DIRECTION
Wherever a line below holds the word "виде", copy that line.

Dataset items
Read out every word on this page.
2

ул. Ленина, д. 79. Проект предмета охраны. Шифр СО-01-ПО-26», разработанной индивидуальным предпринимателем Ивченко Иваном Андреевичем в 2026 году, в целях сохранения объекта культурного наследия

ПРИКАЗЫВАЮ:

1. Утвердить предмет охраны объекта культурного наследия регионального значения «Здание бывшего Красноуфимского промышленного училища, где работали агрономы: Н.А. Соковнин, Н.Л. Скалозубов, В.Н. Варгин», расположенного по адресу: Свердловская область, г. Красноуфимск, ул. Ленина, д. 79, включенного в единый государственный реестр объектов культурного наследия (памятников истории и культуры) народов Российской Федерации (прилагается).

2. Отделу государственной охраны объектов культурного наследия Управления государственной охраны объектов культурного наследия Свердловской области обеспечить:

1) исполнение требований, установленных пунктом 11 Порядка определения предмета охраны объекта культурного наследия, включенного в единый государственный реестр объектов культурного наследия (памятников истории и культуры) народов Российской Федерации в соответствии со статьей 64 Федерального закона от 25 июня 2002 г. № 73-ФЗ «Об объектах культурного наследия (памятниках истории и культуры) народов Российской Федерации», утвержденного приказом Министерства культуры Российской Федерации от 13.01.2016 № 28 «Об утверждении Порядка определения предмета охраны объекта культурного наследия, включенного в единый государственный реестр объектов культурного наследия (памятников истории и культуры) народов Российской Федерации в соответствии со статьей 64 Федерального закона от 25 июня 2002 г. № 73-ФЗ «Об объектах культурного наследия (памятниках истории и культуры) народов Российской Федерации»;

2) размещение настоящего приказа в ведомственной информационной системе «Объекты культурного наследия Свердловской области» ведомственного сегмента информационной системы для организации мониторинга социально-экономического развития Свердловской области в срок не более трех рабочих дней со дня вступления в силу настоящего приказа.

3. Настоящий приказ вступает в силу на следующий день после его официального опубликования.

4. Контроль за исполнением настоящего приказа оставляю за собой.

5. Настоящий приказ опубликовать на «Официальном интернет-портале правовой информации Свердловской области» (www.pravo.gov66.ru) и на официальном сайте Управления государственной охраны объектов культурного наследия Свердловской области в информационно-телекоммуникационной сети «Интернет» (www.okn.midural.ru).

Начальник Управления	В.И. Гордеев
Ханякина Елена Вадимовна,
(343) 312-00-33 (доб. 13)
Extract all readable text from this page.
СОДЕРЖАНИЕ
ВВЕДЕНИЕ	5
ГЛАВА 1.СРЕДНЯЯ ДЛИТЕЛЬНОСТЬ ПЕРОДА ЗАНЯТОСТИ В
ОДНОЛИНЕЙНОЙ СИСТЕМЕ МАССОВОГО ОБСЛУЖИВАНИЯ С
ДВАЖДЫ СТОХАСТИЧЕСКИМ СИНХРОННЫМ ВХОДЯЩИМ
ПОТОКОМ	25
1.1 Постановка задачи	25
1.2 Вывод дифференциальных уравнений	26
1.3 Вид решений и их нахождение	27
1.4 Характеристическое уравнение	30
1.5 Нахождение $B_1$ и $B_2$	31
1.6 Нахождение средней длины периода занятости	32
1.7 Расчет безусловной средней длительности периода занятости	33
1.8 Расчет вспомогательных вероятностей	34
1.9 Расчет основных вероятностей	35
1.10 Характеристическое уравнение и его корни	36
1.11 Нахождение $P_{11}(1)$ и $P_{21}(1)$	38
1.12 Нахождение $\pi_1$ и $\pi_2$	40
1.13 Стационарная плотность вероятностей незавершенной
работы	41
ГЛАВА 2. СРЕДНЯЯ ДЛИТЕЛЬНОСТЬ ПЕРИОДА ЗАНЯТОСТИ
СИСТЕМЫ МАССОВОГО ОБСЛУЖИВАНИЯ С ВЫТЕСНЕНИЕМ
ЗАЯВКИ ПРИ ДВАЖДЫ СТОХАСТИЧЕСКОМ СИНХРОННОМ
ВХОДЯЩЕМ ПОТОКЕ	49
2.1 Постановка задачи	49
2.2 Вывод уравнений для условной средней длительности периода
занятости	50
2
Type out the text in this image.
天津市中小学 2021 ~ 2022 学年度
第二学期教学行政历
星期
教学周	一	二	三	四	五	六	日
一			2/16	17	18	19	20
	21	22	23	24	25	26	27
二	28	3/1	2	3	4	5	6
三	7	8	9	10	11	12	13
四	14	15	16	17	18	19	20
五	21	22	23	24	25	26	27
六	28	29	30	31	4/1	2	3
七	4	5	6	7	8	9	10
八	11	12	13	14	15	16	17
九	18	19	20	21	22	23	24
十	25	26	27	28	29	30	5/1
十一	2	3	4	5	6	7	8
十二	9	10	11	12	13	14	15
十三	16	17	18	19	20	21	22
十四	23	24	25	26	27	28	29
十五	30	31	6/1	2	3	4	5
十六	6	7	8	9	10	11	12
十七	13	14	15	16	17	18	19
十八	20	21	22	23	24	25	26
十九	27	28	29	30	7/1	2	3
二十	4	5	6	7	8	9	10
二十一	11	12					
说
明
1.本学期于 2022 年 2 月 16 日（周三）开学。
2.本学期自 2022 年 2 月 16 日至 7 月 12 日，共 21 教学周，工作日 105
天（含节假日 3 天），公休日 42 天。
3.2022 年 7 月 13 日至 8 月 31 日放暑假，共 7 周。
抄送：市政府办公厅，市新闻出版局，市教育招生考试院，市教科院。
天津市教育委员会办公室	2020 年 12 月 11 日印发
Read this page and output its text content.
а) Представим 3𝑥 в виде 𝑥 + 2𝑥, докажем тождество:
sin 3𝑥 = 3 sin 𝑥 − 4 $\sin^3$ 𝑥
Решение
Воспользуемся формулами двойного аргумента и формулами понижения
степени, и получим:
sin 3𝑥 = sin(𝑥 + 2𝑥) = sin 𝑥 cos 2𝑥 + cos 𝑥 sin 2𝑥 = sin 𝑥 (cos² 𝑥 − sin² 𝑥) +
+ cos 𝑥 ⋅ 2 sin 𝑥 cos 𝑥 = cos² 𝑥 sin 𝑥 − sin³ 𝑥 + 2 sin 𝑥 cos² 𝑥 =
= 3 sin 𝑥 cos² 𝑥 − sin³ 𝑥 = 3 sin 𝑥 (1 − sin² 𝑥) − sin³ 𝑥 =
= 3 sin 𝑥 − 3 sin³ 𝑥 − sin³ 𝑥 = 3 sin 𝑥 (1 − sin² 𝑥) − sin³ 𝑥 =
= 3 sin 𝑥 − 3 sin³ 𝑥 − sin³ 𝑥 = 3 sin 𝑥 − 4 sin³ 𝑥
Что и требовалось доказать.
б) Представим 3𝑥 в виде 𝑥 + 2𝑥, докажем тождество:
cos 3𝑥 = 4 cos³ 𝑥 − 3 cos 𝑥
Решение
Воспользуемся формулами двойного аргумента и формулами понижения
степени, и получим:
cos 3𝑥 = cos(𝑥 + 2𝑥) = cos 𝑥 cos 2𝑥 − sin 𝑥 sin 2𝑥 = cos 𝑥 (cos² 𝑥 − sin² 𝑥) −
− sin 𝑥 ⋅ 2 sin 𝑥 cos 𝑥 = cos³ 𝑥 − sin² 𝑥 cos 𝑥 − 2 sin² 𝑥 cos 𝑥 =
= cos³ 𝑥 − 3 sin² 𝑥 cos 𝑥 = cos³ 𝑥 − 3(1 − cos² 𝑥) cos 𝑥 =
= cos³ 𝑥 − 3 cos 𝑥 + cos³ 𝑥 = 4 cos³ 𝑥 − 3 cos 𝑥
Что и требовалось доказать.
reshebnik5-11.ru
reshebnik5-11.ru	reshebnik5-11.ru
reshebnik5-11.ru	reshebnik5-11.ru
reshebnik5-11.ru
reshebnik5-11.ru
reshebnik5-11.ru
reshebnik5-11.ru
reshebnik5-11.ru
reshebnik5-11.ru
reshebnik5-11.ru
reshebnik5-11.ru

RESULT
а) Представим 3𝑥 в виде 𝑥 + 2𝑥, докажем тождество:
б) Представим 3𝑥 в виде 𝑥 + 2𝑥, докажем тождество:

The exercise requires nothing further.